[Dataset rows]
»»
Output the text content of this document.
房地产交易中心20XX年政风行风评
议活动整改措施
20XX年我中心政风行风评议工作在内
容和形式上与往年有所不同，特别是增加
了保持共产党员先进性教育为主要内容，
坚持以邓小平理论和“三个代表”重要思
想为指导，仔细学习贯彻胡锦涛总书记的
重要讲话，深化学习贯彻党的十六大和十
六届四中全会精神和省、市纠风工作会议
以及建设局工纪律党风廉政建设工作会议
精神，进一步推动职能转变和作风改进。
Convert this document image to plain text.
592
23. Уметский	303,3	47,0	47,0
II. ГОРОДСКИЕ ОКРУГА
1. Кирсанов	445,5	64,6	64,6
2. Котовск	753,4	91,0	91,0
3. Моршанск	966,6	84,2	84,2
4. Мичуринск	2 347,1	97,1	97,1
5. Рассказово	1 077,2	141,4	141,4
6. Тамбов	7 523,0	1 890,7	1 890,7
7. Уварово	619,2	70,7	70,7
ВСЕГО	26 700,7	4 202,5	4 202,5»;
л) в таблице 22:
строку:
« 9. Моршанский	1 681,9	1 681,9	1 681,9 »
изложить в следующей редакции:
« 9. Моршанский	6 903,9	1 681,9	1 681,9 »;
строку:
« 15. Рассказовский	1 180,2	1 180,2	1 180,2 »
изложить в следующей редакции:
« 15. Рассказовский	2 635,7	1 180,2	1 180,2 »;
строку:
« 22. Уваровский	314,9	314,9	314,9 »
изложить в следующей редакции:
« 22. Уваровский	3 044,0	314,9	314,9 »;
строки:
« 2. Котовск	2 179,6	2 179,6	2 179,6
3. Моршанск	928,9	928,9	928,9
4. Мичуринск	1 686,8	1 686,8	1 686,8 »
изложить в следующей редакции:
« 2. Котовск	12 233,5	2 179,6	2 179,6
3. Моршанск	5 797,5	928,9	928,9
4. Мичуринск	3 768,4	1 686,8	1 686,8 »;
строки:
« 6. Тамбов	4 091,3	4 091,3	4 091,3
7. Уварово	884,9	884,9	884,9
««
▸ **What to do**
Select, from the listing, all lines that include the word "this".

▸ **In response**
Output the text content of this document.
Convert this document image to plain text.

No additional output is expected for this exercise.